[Some records]
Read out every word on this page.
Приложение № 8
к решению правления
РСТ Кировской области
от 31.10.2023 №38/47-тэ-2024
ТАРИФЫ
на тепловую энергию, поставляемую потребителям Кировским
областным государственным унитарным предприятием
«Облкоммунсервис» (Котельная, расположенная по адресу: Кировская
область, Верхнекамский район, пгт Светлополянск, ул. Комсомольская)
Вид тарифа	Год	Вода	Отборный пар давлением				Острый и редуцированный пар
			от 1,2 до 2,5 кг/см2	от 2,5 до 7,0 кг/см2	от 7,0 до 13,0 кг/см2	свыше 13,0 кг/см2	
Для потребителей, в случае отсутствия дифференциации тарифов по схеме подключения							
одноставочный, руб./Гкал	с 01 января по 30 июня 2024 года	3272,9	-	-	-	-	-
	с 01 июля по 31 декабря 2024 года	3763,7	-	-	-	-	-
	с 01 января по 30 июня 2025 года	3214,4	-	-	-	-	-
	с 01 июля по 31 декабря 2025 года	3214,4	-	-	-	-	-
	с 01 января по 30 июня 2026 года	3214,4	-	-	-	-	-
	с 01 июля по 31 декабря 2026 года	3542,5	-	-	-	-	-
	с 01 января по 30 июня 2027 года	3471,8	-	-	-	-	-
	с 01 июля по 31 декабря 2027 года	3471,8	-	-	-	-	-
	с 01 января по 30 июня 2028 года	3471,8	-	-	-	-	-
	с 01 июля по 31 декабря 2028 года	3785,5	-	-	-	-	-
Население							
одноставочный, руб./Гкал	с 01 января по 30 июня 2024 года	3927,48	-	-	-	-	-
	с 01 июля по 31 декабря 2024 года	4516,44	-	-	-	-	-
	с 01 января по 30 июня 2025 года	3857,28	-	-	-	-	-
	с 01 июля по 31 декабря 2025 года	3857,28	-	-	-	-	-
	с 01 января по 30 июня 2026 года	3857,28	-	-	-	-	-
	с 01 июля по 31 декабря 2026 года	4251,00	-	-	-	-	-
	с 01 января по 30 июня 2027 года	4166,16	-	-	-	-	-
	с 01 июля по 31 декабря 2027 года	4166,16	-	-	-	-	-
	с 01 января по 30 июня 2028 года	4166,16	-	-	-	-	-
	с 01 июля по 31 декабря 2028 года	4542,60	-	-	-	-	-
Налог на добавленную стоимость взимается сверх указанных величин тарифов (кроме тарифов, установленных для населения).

**Exercise brief**
Write the data back out verbatim.

**Solution for this exercise**
Read out every word on this page.
Приложение № 8
к решению правления
РСТ Кировской области
от 31.10.2023 №38/47-тэ-2024
ТАРИФЫ
на тепловую энергию, поставляемую потребителям Кировским
областным государственным унитарным предприятием
«Облкоммунсервис» (Котельная, расположенная по адресу: Кировская
область, Верхнекамский район, пгт Светлополянск, ул. Комсомольская)
Вид тарифа	Год	Вода	Отборный пар давлением				Острый и редуцированный пар
			от 1,2 до 2,5 кг/см2	от 2,5 до 7,0 кг/см2	от 7,0 до 13,0 кг/см2	свыше 13,0 кг/см2	
Для потребителей, в случае отсутствия дифференциации тарифов по схеме подключения							
одноставочный, руб./Гкал	с 01 января по 30 июня 2024 года	3272,9	-	-	-	-	-
	с 01 июля по 31 декабря 2024 года	3763,7	-	-	-	-	-
	с 01 января по 30 июня 2025 года	3214,4	-	-	-	-	-
	с 01 июля по 31 декабря 2025 года	3214,4	-	-	-	-	-
	с 01 января по 30 июня 2026 года	3214,4	-	-	-	-	-
	с 01 июля по 31 декабря 2026 года	3542,5	-	-	-	-	-
	с 01 января по 30 июня 2027 года	3471,8	-	-	-	-	-
	с 01 июля по 31 декабря 2027 года	3471,8	-	-	-	-	-
	с 01 января по 30 июня 2028 года	3471,8	-	-	-	-	-
	с 01 июля по 31 декабря 2028 года	3785,5	-	-	-	-	-
Население							
одноставочный, руб./Гкал	с 01 января по 30 июня 2024 года	3927,48	-	-	-	-	-
	с 01 июля по 31 декабря 2024 года	4516,44	-	-	-	-	-
	с 01 января по 30 июня 2025 года	3857,28	-	-	-	-	-
	с 01 июля по 31 декабря 2025 года	3857,28	-	-	-	-	-
	с 01 января по 30 июня 2026 года	3857,28	-	-	-	-	-
	с 01 июля по 31 декабря 2026 года	4251,00	-	-	-	-	-
	с 01 января по 30 июня 2027 года	4166,16	-	-	-	-	-
	с 01 июля по 31 декабря 2027 года	4166,16	-	-	-	-	-
	с 01 января по 30 июня 2028 года	4166,16	-	-	-	-	-
	с 01 июля по 31 декабря 2028 года	4542,60	-	-	-	-	-
Налог на добавленную стоимость взимается сверх указанных величин тарифов (кроме тарифов, установленных для населения).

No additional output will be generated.